Work to do - Below are some records. How many of their lines contain the string "lähetetty"? Give the number only.

(Dataset records)
※
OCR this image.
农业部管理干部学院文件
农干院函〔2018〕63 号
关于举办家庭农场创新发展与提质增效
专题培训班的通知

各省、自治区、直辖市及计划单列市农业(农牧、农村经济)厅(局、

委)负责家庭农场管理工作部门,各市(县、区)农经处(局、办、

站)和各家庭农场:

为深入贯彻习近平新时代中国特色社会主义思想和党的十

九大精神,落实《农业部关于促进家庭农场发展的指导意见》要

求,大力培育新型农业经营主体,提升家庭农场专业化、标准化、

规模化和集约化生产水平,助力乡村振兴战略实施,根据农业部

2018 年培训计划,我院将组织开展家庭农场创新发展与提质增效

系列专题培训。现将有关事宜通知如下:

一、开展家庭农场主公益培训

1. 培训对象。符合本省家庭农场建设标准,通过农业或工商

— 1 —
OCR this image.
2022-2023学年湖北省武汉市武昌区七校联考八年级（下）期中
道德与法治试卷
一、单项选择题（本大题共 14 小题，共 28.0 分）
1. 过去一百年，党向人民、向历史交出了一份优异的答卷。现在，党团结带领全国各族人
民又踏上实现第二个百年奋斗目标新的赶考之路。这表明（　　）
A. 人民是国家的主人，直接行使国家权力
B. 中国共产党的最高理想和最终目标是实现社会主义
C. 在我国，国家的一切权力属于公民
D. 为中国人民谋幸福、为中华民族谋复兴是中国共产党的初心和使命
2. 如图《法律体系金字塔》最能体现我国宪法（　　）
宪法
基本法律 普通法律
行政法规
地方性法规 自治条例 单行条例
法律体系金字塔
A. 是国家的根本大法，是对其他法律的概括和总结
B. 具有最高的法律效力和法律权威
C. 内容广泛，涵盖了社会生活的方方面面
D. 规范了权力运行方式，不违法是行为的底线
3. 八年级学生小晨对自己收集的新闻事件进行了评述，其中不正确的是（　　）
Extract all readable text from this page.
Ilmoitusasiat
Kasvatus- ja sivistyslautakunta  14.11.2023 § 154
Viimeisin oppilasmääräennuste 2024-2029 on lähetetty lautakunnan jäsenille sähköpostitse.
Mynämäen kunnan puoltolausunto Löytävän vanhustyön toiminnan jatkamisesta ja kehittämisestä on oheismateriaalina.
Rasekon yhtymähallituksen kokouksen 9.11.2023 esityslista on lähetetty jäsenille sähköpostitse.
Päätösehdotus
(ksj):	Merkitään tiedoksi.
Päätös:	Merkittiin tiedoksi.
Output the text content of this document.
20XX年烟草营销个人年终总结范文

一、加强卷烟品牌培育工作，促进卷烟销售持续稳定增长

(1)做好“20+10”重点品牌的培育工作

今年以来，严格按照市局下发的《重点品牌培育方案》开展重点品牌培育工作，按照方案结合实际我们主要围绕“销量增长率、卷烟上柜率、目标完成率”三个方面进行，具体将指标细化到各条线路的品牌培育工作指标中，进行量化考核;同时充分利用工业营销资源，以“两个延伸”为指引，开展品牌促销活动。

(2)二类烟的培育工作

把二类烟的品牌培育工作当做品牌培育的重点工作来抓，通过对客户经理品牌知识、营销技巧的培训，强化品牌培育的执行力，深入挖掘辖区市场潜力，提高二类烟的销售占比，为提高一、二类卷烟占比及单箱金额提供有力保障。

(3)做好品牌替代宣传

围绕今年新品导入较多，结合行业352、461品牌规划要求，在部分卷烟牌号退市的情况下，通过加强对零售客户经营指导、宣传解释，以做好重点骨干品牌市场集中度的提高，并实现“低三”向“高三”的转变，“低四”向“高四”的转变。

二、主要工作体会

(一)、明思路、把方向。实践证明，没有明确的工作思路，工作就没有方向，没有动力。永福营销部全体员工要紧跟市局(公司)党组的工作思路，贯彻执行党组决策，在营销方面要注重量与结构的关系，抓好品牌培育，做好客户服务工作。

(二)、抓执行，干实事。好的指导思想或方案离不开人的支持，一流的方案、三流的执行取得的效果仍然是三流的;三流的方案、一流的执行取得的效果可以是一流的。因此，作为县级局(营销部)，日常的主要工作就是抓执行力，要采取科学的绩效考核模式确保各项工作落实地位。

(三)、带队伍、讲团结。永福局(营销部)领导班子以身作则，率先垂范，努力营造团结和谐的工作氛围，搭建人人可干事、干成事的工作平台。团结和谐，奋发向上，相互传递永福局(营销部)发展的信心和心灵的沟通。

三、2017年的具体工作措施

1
※
Reply - 2